**WHAT IS BEING ASKED:** Locate the word "this" in the material, then show every line that holds it.
========
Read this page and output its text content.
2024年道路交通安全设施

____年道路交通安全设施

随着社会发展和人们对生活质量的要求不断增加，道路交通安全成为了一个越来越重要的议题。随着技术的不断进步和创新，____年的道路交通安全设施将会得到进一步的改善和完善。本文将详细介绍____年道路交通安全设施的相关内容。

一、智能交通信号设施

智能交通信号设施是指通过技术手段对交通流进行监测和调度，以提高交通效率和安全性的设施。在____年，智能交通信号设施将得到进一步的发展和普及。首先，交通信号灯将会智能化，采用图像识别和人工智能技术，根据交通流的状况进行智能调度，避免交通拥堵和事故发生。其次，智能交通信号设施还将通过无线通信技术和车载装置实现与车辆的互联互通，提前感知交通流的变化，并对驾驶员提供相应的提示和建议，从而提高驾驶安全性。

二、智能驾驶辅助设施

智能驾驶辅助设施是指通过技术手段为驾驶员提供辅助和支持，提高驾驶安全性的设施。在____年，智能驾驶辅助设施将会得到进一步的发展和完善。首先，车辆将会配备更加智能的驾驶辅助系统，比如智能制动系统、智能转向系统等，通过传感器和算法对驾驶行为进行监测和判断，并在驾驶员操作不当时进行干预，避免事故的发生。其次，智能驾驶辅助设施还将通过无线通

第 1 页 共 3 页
========
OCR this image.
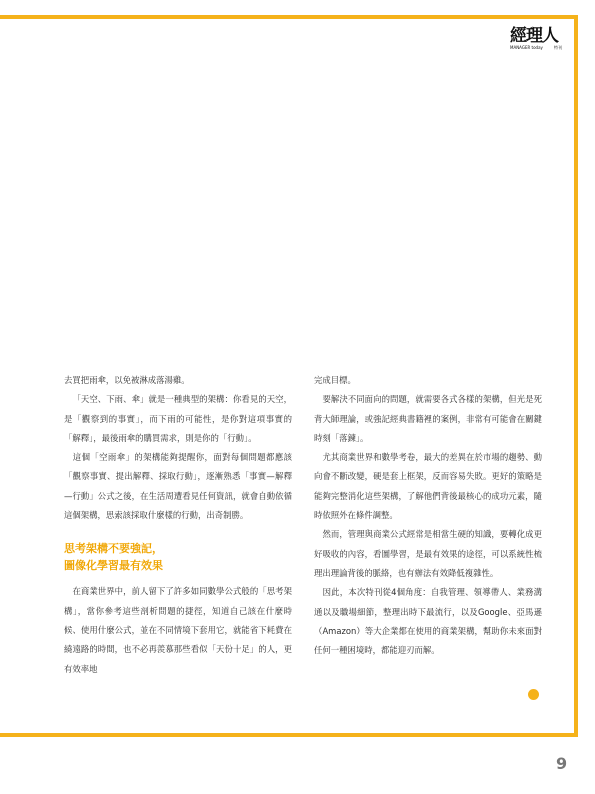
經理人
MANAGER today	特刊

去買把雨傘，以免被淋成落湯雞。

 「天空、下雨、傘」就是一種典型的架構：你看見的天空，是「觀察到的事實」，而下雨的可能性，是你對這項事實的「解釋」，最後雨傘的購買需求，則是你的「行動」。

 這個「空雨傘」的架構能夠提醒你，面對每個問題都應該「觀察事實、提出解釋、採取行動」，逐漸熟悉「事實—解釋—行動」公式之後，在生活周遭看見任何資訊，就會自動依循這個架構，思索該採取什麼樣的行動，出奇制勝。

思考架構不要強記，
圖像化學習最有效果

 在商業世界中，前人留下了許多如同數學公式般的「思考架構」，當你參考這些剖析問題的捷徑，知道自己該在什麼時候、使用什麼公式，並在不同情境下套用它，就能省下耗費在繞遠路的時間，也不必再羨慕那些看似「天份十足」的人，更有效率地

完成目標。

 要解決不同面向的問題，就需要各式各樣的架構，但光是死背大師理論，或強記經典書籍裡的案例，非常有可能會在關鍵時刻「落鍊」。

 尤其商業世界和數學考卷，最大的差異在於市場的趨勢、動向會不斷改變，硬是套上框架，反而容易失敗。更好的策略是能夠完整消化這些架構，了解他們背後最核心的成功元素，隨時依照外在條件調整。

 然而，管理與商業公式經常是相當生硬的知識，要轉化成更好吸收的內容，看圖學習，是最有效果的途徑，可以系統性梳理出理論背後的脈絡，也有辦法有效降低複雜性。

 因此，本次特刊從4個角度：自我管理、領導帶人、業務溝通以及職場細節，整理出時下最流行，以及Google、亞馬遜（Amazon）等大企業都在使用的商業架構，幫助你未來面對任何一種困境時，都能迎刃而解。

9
========
**EXERCISE RESPONSE:**
Read this page and output its text content.
OCR this image.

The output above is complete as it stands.